▶ PROBLEM DETAILS
Write out the full set of records below exactly.

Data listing
......

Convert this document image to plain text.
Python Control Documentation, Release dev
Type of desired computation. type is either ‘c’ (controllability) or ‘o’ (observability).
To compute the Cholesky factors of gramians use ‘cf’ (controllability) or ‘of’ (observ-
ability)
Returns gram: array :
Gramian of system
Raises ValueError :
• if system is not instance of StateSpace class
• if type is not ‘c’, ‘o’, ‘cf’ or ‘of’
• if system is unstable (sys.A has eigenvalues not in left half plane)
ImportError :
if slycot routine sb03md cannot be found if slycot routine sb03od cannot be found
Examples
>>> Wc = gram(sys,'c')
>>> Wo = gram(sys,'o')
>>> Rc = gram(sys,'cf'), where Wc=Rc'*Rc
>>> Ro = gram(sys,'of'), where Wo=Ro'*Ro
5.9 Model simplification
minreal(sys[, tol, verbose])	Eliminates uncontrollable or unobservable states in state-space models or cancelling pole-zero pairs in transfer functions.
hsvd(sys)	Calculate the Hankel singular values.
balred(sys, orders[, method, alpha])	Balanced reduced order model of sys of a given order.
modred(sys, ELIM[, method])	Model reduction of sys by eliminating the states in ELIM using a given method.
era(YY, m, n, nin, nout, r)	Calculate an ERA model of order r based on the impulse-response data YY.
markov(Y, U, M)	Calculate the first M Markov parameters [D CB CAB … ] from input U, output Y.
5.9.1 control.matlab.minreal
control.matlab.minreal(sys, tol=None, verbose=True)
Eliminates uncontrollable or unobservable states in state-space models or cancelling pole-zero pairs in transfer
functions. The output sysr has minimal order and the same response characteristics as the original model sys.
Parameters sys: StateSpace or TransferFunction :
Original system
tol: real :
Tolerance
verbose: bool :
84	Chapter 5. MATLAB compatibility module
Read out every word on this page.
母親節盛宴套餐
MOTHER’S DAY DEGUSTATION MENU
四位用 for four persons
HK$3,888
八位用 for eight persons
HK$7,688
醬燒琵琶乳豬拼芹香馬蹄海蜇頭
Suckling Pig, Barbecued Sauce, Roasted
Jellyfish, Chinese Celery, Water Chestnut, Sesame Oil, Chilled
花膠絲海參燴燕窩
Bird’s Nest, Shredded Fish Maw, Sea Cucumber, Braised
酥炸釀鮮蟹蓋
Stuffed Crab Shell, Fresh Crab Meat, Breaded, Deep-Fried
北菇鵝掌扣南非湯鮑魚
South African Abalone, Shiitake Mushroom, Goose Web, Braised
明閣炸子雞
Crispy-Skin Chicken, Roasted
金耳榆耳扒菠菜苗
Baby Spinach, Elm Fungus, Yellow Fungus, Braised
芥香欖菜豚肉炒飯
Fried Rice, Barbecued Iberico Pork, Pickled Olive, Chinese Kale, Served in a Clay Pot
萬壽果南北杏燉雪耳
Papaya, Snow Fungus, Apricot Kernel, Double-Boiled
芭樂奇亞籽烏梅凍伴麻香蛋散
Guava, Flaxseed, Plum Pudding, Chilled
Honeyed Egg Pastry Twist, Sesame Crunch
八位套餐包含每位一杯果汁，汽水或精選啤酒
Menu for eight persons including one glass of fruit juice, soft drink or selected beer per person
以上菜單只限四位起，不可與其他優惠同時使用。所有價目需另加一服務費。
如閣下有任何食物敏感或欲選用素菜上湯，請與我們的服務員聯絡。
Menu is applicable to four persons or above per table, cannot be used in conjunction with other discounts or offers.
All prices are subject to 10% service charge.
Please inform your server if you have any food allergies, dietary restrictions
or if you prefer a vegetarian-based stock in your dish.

......

▶ EXPECTED ANSWER
Convert this document image to plain text.
Python Control Documentation, Release dev
Type of desired computation. type is either ‘c’ (controllability) or ‘o’ (observability).
To compute the Cholesky factors of gramians use ‘cf’ (controllability) or ‘of’ (observ-
ability)
Returns gram: array :
Gramian of system
Raises ValueError :
• if system is not instance of StateSpace class
• if type is not ‘c’, ‘o’, ‘cf’ or ‘of’
• if system is unstable (sys.A has eigenvalues not in left half plane)
ImportError :
if slycot routine sb03md cannot be found if slycot routine sb03od cannot be found
Examples
>>> Wc = gram(sys,'c')
>>> Wo = gram(sys,'o')
>>> Rc = gram(sys,'cf'), where Wc=Rc'*Rc
>>> Ro = gram(sys,'of'), where Wo=Ro'*Ro
5.9 Model simplification
minreal(sys[, tol, verbose])	Eliminates uncontrollable or unobservable states in state-space models or cancelling pole-zero pairs in transfer functions.
hsvd(sys)	Calculate the Hankel singular values.
balred(sys, orders[, method, alpha])	Balanced reduced order model of sys of a given order.
modred(sys, ELIM[, method])	Model reduction of sys by eliminating the states in ELIM using a given method.
era(YY, m, n, nin, nout, r)	Calculate an ERA model of order r based on the impulse-response data YY.
markov(Y, U, M)	Calculate the first M Markov parameters [D CB CAB … ] from input U, output Y.
5.9.1 control.matlab.minreal
control.matlab.minreal(sys, tol=None, verbose=True)
Eliminates uncontrollable or unobservable states in state-space models or cancelling pole-zero pairs in transfer
functions. The output sysr has minimal order and the same response characteristics as the original model sys.
Parameters sys: StateSpace or TransferFunction :
Original system
tol: real :
Tolerance
verbose: bool :
84	Chapter 5. MATLAB compatibility module
Read out every word on this page.
母親節盛宴套餐
MOTHER’S DAY DEGUSTATION MENU
四位用 for four persons
HK$3,888
八位用 for eight persons
HK$7,688
醬燒琵琶乳豬拼芹香馬蹄海蜇頭
Suckling Pig, Barbecued Sauce, Roasted
Jellyfish, Chinese Celery, Water Chestnut, Sesame Oil, Chilled
花膠絲海參燴燕窩
Bird’s Nest, Shredded Fish Maw, Sea Cucumber, Braised
酥炸釀鮮蟹蓋
Stuffed Crab Shell, Fresh Crab Meat, Breaded, Deep-Fried
北菇鵝掌扣南非湯鮑魚
South African Abalone, Shiitake Mushroom, Goose Web, Braised
明閣炸子雞
Crispy-Skin Chicken, Roasted
金耳榆耳扒菠菜苗
Baby Spinach, Elm Fungus, Yellow Fungus, Braised
芥香欖菜豚肉炒飯
Fried Rice, Barbecued Iberico Pork, Pickled Olive, Chinese Kale, Served in a Clay Pot
萬壽果南北杏燉雪耳
Papaya, Snow Fungus, Apricot Kernel, Double-Boiled
芭樂奇亞籽烏梅凍伴麻香蛋散
Guava, Flaxseed, Plum Pudding, Chilled
Honeyed Egg Pastry Twist, Sesame Crunch
八位套餐包含每位一杯果汁，汽水或精選啤酒
Menu for eight persons including one glass of fruit juice, soft drink or selected beer per person
以上菜單只限四位起，不可與其他優惠同時使用。所有價目需另加一服務費。
如閣下有任何食物敏感或欲選用素菜上湯，請與我們的服務員聯絡。
Menu is applicable to four persons or above per table, cannot be used in conjunction with other discounts or offers.
All prices are subject to 10% service charge.
Please inform your server if you have any food allergies, dietary restrictions
or if you prefer a vegetarian-based stock in your dish.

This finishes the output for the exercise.